- _WORK TO BE COMPLETED_: In your copy, include every line of the listing below exactly but none of the pictures.

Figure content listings
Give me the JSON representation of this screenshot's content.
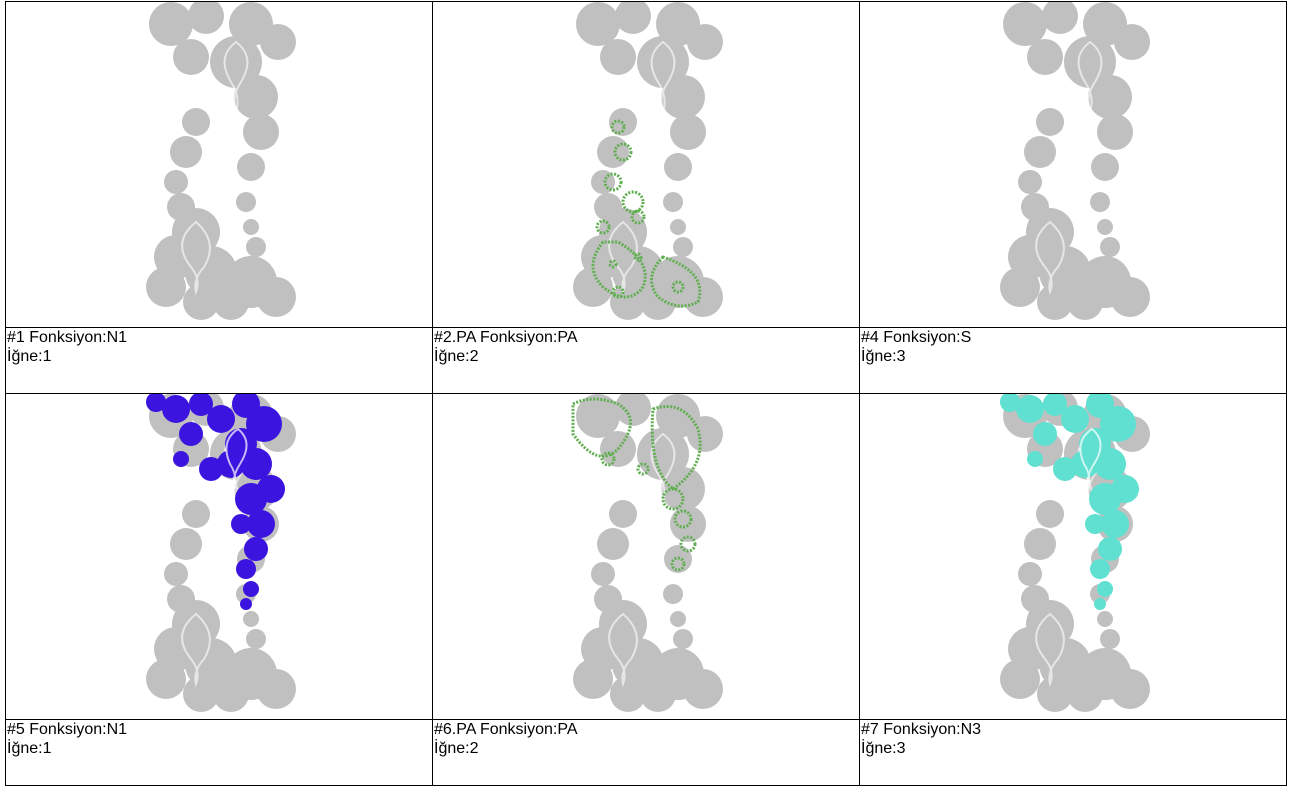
{
  "cells": [
    {
      "caption": "#1 Fonksiyon:N1",
      "needle": "İğne:1",
      "highlight": "none",
      "color": ""
    },
    {
      "caption": "#2.PA Fonksiyon:PA",
      "needle": "İğne:2",
      "highlight": "lower-left-outline",
      "color": "#5fae4f"
    },
    {
      "caption": "#4 Fonksiyon:S",
      "needle": "İğne:3",
      "highlight": "none",
      "color": ""
    },
    {
      "caption": "#5 Fonksiyon:N1",
      "needle": "İğne:1",
      "highlight": "upper-right-fill",
      "color": "#3b14e0"
    },
    {
      "caption": "#6.PA Fonksiyon:PA",
      "needle": "İğne:2",
      "highlight": "upper-right-outline",
      "color": "#5fae4f"
    },
    {
      "caption": "#7 Fonksiyon:N3",
      "needle": "İğne:3",
      "highlight": "upper-right-fill",
      "color": "#5fe0d0"
    }
  ],
  "base_color": "#bdbdbd"
}
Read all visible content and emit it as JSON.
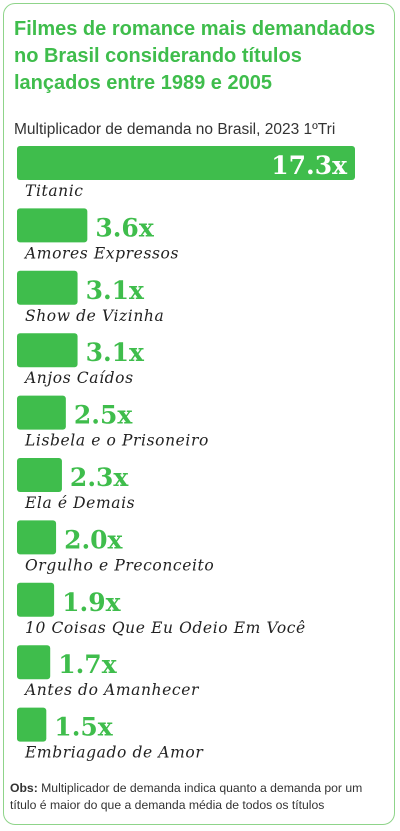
{
  "title": "Filmes de romance mais demandados no Brasil considerando títulos lançados entre 1989 e 2005",
  "subtitle": "Multiplicador de demanda no Brasil, 2023 1ºTri",
  "note": {
    "label": "Obs:",
    "text": " Multiplicador de demanda indica quanto a demanda por um título é maior do que a demanda média de todos os títulos"
  },
  "colors": {
    "accent": "#3fbd4c",
    "bar": "#3fbd4c",
    "value_on_bar": "#ffffff",
    "border": "#8fd48a"
  },
  "chart_data": {
    "type": "bar",
    "orientation": "horizontal",
    "title": "Filmes de romance mais demandados no Brasil considerando títulos lançados entre 1989 e 2005",
    "subtitle": "Multiplicador de demanda no Brasil, 2023 1ºTri",
    "categories": [
      "Titanic",
      "Amores Expressos",
      "Show de Vizinha",
      "Anjos Caídos",
      "Lisbela e o Prisoneiro",
      "Ela é Demais",
      "Orgulho e Preconceito",
      "10 Coisas Que Eu Odeio Em Você",
      "Antes do Amanhecer",
      "Embriagado de Amor"
    ],
    "values": [
      17.3,
      3.6,
      3.1,
      3.1,
      2.5,
      2.3,
      2.0,
      1.9,
      1.7,
      1.5
    ],
    "value_labels": [
      "17.3x",
      "3.6x",
      "3.1x",
      "3.1x",
      "2.5x",
      "2.3x",
      "2.0x",
      "1.9x",
      "1.7x",
      "1.5x"
    ],
    "xlim": [
      0,
      17.3
    ],
    "grid": false,
    "legend": "none"
  }
}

- _FINISHED ANSWER_:
Give me the JSON representation of this screenshot's content.
{
  "cells": [
    {
      "caption": "#1 Fonksiyon:N1",
      "needle": "İğne:1",
      "highlight": "none",
      "color": ""
    },
    {
      "caption": "#2.PA Fonksiyon:PA",
      "needle": "İğne:2",
      "highlight": "lower-left-outline",
      "color": "#5fae4f"
    },
    {
      "caption": "#4 Fonksiyon:S",
      "needle": "İğne:3",
      "highlight": "none",
      "color": ""
    },
    {
      "caption": "#5 Fonksiyon:N1",
      "needle": "İğne:1",
      "highlight": "upper-right-fill",
      "color": "#3b14e0"
    },
    {
      "caption": "#6.PA Fonksiyon:PA",
      "needle": "İğne:2",
      "highlight": "upper-right-outline",
      "color": "#5fae4f"
    },
    {
      "caption": "#7 Fonksiyon:N3",
      "needle": "İğne:3",
      "highlight": "upper-right-fill",
      "color": "#5fe0d0"
    }
  ],
  "base_color": "#bdbdbd"
}
Read all visible content and emit it as JSON.
{
  "title": "Filmes de romance mais demandados no Brasil considerando títulos lançados entre 1989 e 2005",
  "subtitle": "Multiplicador de demanda no Brasil, 2023 1ºTri",
  "note": {
    "label": "Obs:",
    "text": " Multiplicador de demanda indica quanto a demanda por um título é maior do que a demanda média de todos os títulos"
  },
  "colors": {
    "accent": "#3fbd4c",
    "bar": "#3fbd4c",
    "value_on_bar": "#ffffff",
    "border": "#8fd48a"
  },
  "chart_data": {
    "type": "bar",
    "orientation": "horizontal",
    "title": "Filmes de romance mais demandados no Brasil considerando títulos lançados entre 1989 e 2005",
    "subtitle": "Multiplicador de demanda no Brasil, 2023 1ºTri",
    "categories": [
      "Titanic",
      "Amores Expressos",
      "Show de Vizinha",
      "Anjos Caídos",
      "Lisbela e o Prisoneiro",
      "Ela é Demais",
      "Orgulho e Preconceito",
      "10 Coisas Que Eu Odeio Em Você",
      "Antes do Amanhecer",
      "Embriagado de Amor"
    ],
    "values": [
      17.3,
      3.6,
      3.1,
      3.1,
      2.5,
      2.3,
      2.0,
      1.9,
      1.7,
      1.5
    ],
    "value_labels": [
      "17.3x",
      "3.6x",
      "3.1x",
      "3.1x",
      "2.5x",
      "2.3x",
      "2.0x",
      "1.9x",
      "1.7x",
      "1.5x"
    ],
    "xlim": [
      0,
      17.3
    ],
    "grid": false,
    "legend": "none"
  }
}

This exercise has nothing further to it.